▶ Records from a data collection
•••
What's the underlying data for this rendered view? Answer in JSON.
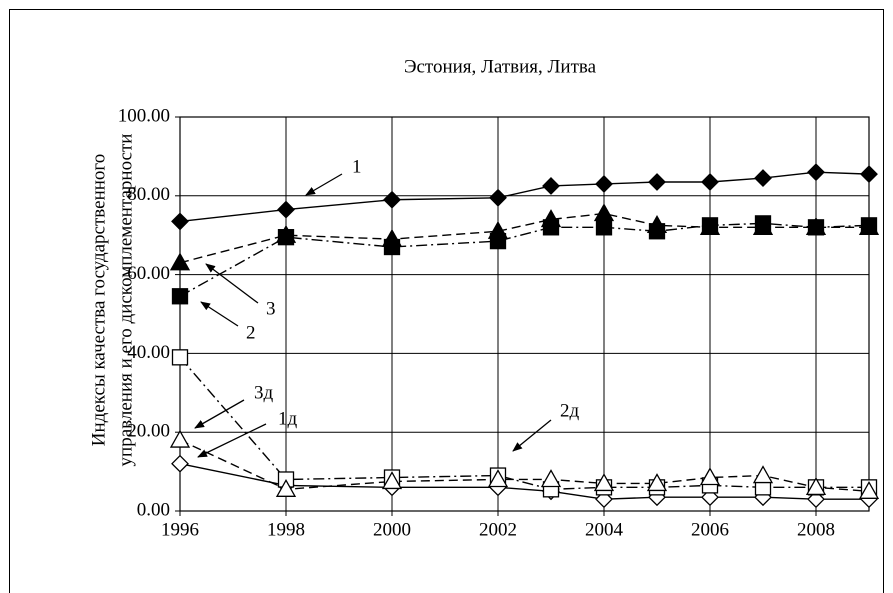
{
  "chart_data": {
    "type": "line",
    "title": "Эстония, Латвия, Литва",
    "ylabel": [
      "Индексы качества государственного",
      "управления и его  дискомплементарности"
    ],
    "x": [
      1996,
      1998,
      2000,
      2002,
      2003,
      2004,
      2005,
      2006,
      2007,
      2008,
      2009
    ],
    "xlim": [
      1996,
      2009
    ],
    "xticks": [
      1996,
      1998,
      2000,
      2002,
      2004,
      2006,
      2008
    ],
    "ylim": [
      0,
      100
    ],
    "yticks": [
      {
        "value": 0,
        "label": "0.00"
      },
      {
        "value": 20,
        "label": "20.00"
      },
      {
        "value": 40,
        "label": "40.00"
      },
      {
        "value": 60,
        "label": "60.00"
      },
      {
        "value": 80,
        "label": "80.00"
      },
      {
        "value": 100,
        "label": "100.00"
      }
    ],
    "grid": true,
    "series": [
      {
        "name": "1",
        "color": "#000000",
        "marker": "diamond",
        "filled": true,
        "line_style": "solid",
        "values": [
          73.5,
          76.5,
          79,
          79.5,
          82.5,
          83,
          83.5,
          83.5,
          84.5,
          86,
          85.5
        ]
      },
      {
        "name": "2",
        "color": "#000000",
        "marker": "square",
        "filled": true,
        "line_style": "dashdot",
        "values": [
          54.5,
          69.5,
          67,
          68.5,
          72,
          72,
          71,
          72.5,
          73,
          72,
          72.5
        ]
      },
      {
        "name": "3",
        "color": "#000000",
        "marker": "triangle",
        "filled": true,
        "line_style": "dashed",
        "values": [
          63,
          70,
          69,
          71,
          74,
          75.5,
          72.5,
          72,
          72,
          72,
          72
        ]
      },
      {
        "name": "1д",
        "color": "#000000",
        "marker": "diamond",
        "filled": false,
        "line_style": "solid",
        "values": [
          12,
          6.5,
          6,
          6,
          5,
          3,
          3.5,
          3.5,
          3.5,
          3,
          3
        ]
      },
      {
        "name": "2д",
        "color": "#000000",
        "marker": "square",
        "filled": false,
        "line_style": "dashdot",
        "values": [
          39,
          8,
          8.5,
          9,
          5.5,
          6,
          6,
          6.5,
          6,
          6,
          6
        ]
      },
      {
        "name": "3д",
        "color": "#000000",
        "marker": "triangle",
        "filled": false,
        "line_style": "dashed",
        "values": [
          18,
          5.5,
          7.5,
          8,
          8,
          7,
          7,
          8.5,
          9,
          6,
          5
        ]
      }
    ]
  }
}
•••
▶ Goal
Find and copy every line in the entries above where the string "name" occurs.

▶ Solution for this exercise
        "name": "1",
        "name": "2",
        "name": "3",
        "name": "1д",
        "name": "2д",
        "name": "3д",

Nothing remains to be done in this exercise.